--- start Task inputs ---
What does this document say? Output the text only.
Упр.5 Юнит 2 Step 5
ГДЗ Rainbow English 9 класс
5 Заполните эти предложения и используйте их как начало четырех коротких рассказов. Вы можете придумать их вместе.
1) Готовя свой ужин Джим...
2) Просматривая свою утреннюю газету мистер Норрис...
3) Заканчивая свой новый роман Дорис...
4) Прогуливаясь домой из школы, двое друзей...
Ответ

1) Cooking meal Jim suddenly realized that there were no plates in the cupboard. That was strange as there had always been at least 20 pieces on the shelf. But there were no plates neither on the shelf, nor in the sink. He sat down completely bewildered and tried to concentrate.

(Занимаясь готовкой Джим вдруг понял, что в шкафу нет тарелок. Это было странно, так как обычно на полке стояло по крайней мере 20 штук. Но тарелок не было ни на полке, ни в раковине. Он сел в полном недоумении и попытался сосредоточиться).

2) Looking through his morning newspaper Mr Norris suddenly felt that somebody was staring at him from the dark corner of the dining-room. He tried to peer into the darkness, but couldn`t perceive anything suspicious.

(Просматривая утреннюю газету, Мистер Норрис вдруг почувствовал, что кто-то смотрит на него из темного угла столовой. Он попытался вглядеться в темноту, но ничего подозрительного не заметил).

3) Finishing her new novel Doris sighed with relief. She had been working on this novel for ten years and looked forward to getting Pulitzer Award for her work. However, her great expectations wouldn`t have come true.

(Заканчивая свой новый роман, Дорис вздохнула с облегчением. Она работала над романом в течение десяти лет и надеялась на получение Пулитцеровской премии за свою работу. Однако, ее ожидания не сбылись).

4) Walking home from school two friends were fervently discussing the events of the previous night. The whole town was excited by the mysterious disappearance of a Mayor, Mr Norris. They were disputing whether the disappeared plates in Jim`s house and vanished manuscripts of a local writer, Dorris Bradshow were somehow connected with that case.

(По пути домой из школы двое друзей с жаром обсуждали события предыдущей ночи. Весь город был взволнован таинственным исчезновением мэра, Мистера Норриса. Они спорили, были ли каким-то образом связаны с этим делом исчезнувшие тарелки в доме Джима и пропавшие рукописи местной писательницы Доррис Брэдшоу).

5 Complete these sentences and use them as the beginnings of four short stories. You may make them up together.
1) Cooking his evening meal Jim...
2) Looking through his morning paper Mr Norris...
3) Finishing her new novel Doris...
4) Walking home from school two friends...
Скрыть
--- end Task inputs ---
### Given task
Write every line of the material above again, exactly.

### Exercise response
What does this document say? Output the text only.
Упр.5 Юнит 2 Step 5
ГДЗ Rainbow English 9 класс
5 Заполните эти предложения и используйте их как начало четырех коротких рассказов. Вы можете придумать их вместе.
1) Готовя свой ужин Джим...
2) Просматривая свою утреннюю газету мистер Норрис...
3) Заканчивая свой новый роман Дорис...
4) Прогуливаясь домой из школы, двое друзей...
Ответ

1) Cooking meal Jim suddenly realized that there were no plates in the cupboard. That was strange as there had always been at least 20 pieces on the shelf. But there were no plates neither on the shelf, nor in the sink. He sat down completely bewildered and tried to concentrate.

(Занимаясь готовкой Джим вдруг понял, что в шкафу нет тарелок. Это было странно, так как обычно на полке стояло по крайней мере 20 штук. Но тарелок не было ни на полке, ни в раковине. Он сел в полном недоумении и попытался сосредоточиться).

2) Looking through his morning newspaper Mr Norris suddenly felt that somebody was staring at him from the dark corner of the dining-room. He tried to peer into the darkness, but couldn`t perceive anything suspicious.

(Просматривая утреннюю газету, Мистер Норрис вдруг почувствовал, что кто-то смотрит на него из темного угла столовой. Он попытался вглядеться в темноту, но ничего подозрительного не заметил).

3) Finishing her new novel Doris sighed with relief. She had been working on this novel for ten years and looked forward to getting Pulitzer Award for her work. However, her great expectations wouldn`t have come true.

(Заканчивая свой новый роман, Дорис вздохнула с облегчением. Она работала над романом в течение десяти лет и надеялась на получение Пулитцеровской премии за свою работу. Однако, ее ожидания не сбылись).

4) Walking home from school two friends were fervently discussing the events of the previous night. The whole town was excited by the mysterious disappearance of a Mayor, Mr Norris. They were disputing whether the disappeared plates in Jim`s house and vanished manuscripts of a local writer, Dorris Bradshow were somehow connected with that case.

(По пути домой из школы двое друзей с жаром обсуждали события предыдущей ночи. Весь город был взволнован таинственным исчезновением мэра, Мистера Норриса. Они спорили, были ли каким-то образом связаны с этим делом исчезнувшие тарелки в доме Джима и пропавшие рукописи местной писательницы Доррис Брэдшоу).

5 Complete these sentences and use them as the beginnings of four short stories. You may make them up together.
1) Cooking his evening meal Jim...
2) Looking through his morning paper Mr Norris...
3) Finishing her new novel Doris...
4) Walking home from school two friends...
Скрыть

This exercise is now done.